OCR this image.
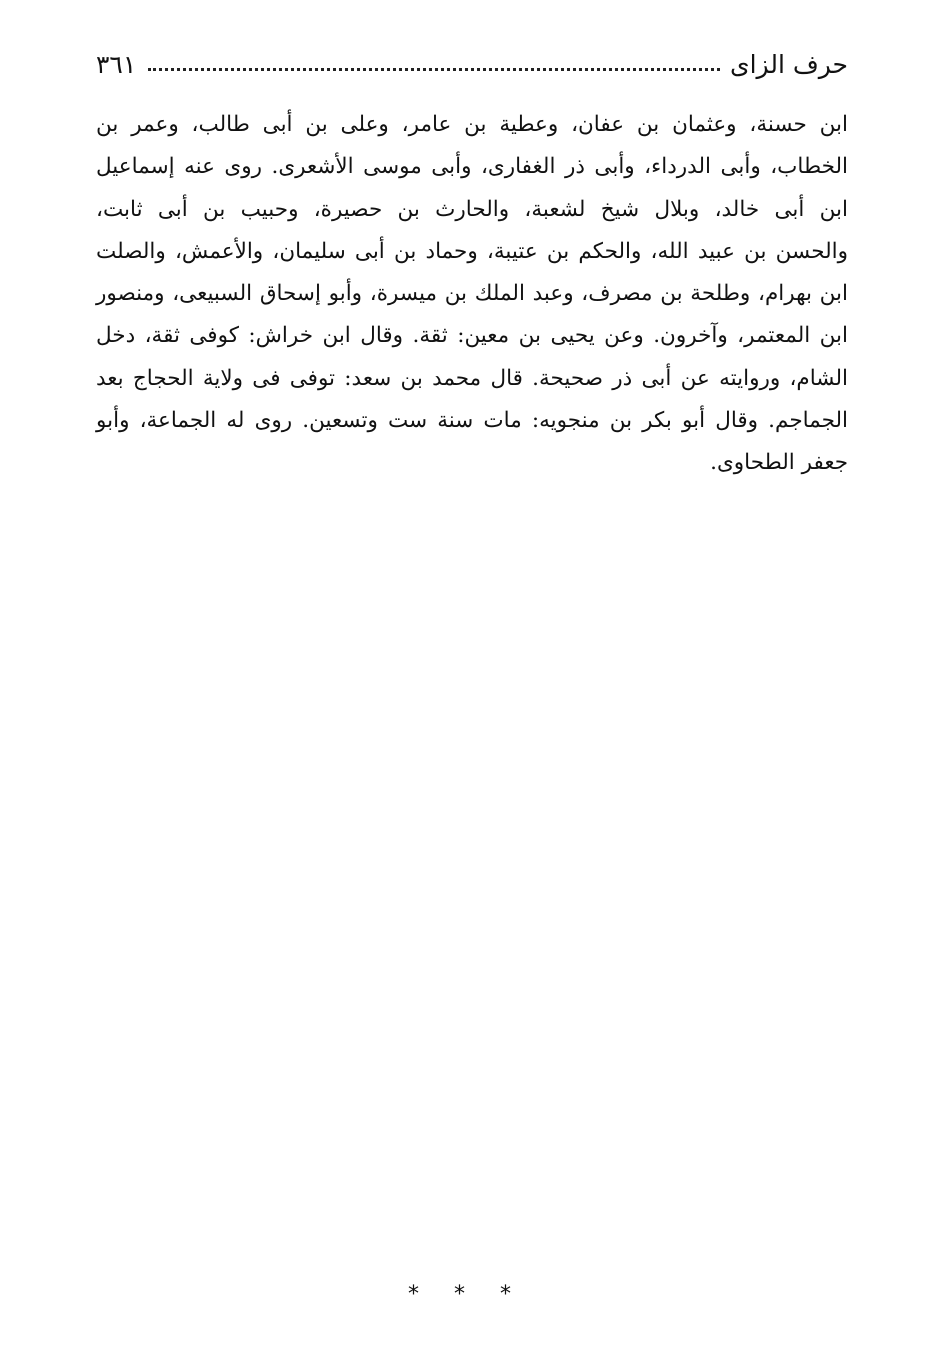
حرف الزاى
٣٦١
ابن حسنة، وعثمان بن عفان، وعطية بن عامر، وعلى بن أبى طالب، وعمر بن
الخطاب، وأبى الدرداء، وأبى ذر الغفارى، وأبى موسى الأشعرى. روى عنه إسماعيل
ابن أبى خالد، وبلال شيخ لشعبة، والحارث بن حصيرة، وحبيب بن أبى ثابت،
والحسن بن عبيد الله، والحكم بن عتيبة، وحماد بن أبى سليمان، والأعمش، والصلت
ابن بهرام، وطلحة بن مصرف، وعبد الملك بن ميسرة، وأبو إسحاق السبيعى، ومنصور
ابن المعتمر، وآخرون. وعن يحيى بن معين: ثقة. وقال ابن خراش: كوفى ثقة، دخل
الشام، وروايته عن أبى ذر صحيحة. قال محمد بن سعد: توفى فى ولاية الحجاج بعد
الجماجم. وقال أبو بكر بن منجويه: مات سنة ست وتسعين. روى له الجماعة، وأبو
جعفر الطحاوى.
* * *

- - -

Quote each record exactly as it stands, minus the pictures.

OCR this image.
حرف الزاى
٣٦١
ابن حسنة، وعثمان بن عفان، وعطية بن عامر، وعلى بن أبى طالب، وعمر بن
الخطاب، وأبى الدرداء، وأبى ذر الغفارى، وأبى موسى الأشعرى. روى عنه إسماعيل
ابن أبى خالد، وبلال شيخ لشعبة، والحارث بن حصيرة، وحبيب بن أبى ثابت،
والحسن بن عبيد الله، والحكم بن عتيبة، وحماد بن أبى سليمان، والأعمش، والصلت
ابن بهرام، وطلحة بن مصرف، وعبد الملك بن ميسرة، وأبو إسحاق السبيعى، ومنصور
ابن المعتمر، وآخرون. وعن يحيى بن معين: ثقة. وقال ابن خراش: كوفى ثقة، دخل
الشام، وروايته عن أبى ذر صحيحة. قال محمد بن سعد: توفى فى ولاية الحجاج بعد
الجماجم. وقال أبو بكر بن منجويه: مات سنة ست وتسعين. روى له الجماعة، وأبو
جعفر الطحاوى.
* * *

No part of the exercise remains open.